● RAW DATA
'''
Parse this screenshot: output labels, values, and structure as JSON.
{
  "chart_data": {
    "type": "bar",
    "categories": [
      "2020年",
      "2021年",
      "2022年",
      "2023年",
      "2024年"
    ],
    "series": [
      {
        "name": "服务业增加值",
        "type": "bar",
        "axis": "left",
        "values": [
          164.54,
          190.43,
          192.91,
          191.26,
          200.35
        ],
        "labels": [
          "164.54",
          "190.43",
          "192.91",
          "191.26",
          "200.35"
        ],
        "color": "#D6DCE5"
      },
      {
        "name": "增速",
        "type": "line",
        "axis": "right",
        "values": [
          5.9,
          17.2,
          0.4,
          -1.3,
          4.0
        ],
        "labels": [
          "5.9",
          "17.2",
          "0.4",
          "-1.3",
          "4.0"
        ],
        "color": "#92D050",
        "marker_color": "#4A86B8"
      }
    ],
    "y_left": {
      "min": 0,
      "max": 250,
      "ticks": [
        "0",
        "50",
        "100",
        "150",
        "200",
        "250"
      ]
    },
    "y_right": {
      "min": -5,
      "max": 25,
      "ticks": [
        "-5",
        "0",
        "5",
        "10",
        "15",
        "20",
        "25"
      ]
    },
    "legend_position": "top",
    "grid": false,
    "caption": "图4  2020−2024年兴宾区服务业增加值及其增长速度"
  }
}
'''
● WHAT THIS TASK INVOLVES
Go through the data and return every record exactly.

● WRITTEN SOLUTION
Parse this screenshot: output labels, values, and structure as JSON.
{
  "chart_data": {
    "type": "bar",
    "categories": [
      "2020年",
      "2021年",
      "2022年",
      "2023年",
      "2024年"
    ],
    "series": [
      {
        "name": "服务业增加值",
        "type": "bar",
        "axis": "left",
        "values": [
          164.54,
          190.43,
          192.91,
          191.26,
          200.35
        ],
        "labels": [
          "164.54",
          "190.43",
          "192.91",
          "191.26",
          "200.35"
        ],
        "color": "#D6DCE5"
      },
      {
        "name": "增速",
        "type": "line",
        "axis": "right",
        "values": [
          5.9,
          17.2,
          0.4,
          -1.3,
          4.0
        ],
        "labels": [
          "5.9",
          "17.2",
          "0.4",
          "-1.3",
          "4.0"
        ],
        "color": "#92D050",
        "marker_color": "#4A86B8"
      }
    ],
    "y_left": {
      "min": 0,
      "max": 250,
      "ticks": [
        "0",
        "50",
        "100",
        "150",
        "200",
        "250"
      ]
    },
    "y_right": {
      "min": -5,
      "max": 25,
      "ticks": [
        "-5",
        "0",
        "5",
        "10",
        "15",
        "20",
        "25"
      ]
    },
    "legend_position": "top",
    "grid": false,
    "caption": "图4  2020−2024年兴宾区服务业增加值及其增长速度"
  }
}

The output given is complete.